[start]
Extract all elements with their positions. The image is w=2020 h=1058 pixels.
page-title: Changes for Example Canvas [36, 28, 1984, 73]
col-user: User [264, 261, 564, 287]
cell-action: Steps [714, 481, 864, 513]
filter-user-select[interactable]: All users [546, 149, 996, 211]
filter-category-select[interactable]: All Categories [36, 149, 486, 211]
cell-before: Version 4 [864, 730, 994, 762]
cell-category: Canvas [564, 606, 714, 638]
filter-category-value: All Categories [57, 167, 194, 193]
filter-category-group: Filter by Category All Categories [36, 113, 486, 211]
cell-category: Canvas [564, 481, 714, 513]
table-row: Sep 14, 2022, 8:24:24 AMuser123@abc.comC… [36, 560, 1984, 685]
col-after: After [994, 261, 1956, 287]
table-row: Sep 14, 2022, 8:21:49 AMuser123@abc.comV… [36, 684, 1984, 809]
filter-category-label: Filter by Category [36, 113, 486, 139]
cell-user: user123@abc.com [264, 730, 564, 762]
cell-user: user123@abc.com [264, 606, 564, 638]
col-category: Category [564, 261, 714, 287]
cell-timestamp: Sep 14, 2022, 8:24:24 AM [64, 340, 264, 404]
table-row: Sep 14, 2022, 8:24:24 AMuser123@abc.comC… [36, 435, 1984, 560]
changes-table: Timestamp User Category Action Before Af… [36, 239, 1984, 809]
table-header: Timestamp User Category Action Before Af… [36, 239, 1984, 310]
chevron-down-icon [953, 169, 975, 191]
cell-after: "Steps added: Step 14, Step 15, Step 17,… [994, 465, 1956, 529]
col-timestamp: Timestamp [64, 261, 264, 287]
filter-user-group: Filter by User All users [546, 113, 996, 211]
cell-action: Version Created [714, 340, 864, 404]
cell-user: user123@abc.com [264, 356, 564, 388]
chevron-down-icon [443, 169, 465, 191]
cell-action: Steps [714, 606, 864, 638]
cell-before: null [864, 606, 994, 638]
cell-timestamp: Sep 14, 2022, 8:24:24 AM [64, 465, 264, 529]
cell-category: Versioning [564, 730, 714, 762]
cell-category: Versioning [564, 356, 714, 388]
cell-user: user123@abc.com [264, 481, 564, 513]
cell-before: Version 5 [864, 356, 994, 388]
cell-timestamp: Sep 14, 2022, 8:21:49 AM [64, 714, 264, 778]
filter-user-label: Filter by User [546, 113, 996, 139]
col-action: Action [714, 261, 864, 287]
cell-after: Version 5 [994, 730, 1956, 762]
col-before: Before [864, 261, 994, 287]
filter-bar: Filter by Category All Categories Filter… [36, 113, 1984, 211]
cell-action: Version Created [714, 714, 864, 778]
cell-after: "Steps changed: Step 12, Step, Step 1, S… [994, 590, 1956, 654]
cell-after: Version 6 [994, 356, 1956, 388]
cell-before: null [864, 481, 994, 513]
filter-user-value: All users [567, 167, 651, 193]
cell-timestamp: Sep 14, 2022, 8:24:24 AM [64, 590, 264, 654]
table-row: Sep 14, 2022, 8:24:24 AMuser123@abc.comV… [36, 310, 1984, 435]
[end]
Rewrite the records above, switching each "Versioning" to "Version Control" and leaving everything else unchanged.

Extract all elements with their positions. The image is w=2020 h=1058 pixels.
page-title: Changes for Example Canvas [36, 28, 1984, 73]
col-user: User [264, 261, 564, 287]
cell-action: Steps [714, 481, 864, 513]
filter-user-select[interactable]: All users [546, 149, 996, 211]
filter-category-select[interactable]: All Categories [36, 149, 486, 211]
cell-before: Version 4 [864, 730, 994, 762]
cell-category: Canvas [564, 606, 714, 638]
filter-category-value: All Categories [57, 167, 194, 193]
filter-category-group: Filter by Category All Categories [36, 113, 486, 211]
cell-category: Canvas [564, 481, 714, 513]
table-row: Sep 14, 2022, 8:24:24 AMuser123@abc.comC… [36, 560, 1984, 685]
col-after: After [994, 261, 1956, 287]
table-row: Sep 14, 2022, 8:21:49 AMuser123@abc.comV… [36, 684, 1984, 809]
filter-category-label: Filter by Category [36, 113, 486, 139]
cell-user: user123@abc.com [264, 730, 564, 762]
cell-user: user123@abc.com [264, 606, 564, 638]
col-category: Category [564, 261, 714, 287]
cell-timestamp: Sep 14, 2022, 8:24:24 AM [64, 340, 264, 404]
table-row: Sep 14, 2022, 8:24:24 AMuser123@abc.comC… [36, 435, 1984, 560]
changes-table: Timestamp User Category Action Before Af… [36, 239, 1984, 809]
table-header: Timestamp User Category Action Before Af… [36, 239, 1984, 310]
chevron-down-icon [953, 169, 975, 191]
cell-after: "Steps added: Step 14, Step 15, Step 17,… [994, 465, 1956, 529]
col-timestamp: Timestamp [64, 261, 264, 287]
filter-user-group: Filter by User All users [546, 113, 996, 211]
cell-action: Version Created [714, 340, 864, 404]
cell-user: user123@abc.com [264, 356, 564, 388]
chevron-down-icon [443, 169, 465, 191]
cell-action: Steps [714, 606, 864, 638]
cell-before: null [864, 606, 994, 638]
cell-timestamp: Sep 14, 2022, 8:24:24 AM [64, 465, 264, 529]
cell-category: Version Control [564, 730, 714, 762]
cell-category: Version Control [564, 356, 714, 388]
cell-user: user123@abc.com [264, 481, 564, 513]
cell-before: Version 5 [864, 356, 994, 388]
cell-timestamp: Sep 14, 2022, 8:21:49 AM [64, 714, 264, 778]
filter-user-label: Filter by User [546, 113, 996, 139]
col-action: Action [714, 261, 864, 287]
cell-after: Version 5 [994, 730, 1956, 762]
col-before: Before [864, 261, 994, 287]
filter-bar: Filter by Category All Categories Filter… [36, 113, 1984, 211]
cell-action: Version Created [714, 714, 864, 778]
cell-after: "Steps changed: Step 12, Step, Step 1, S… [994, 590, 1956, 654]
cell-after: Version 6 [994, 356, 1956, 388]
cell-before: null [864, 481, 994, 513]
filter-user-value: All users [567, 167, 651, 193]
cell-timestamp: Sep 14, 2022, 8:24:24 AM [64, 590, 264, 654]
table-row: Sep 14, 2022, 8:24:24 AMuser123@abc.comV… [36, 310, 1984, 435]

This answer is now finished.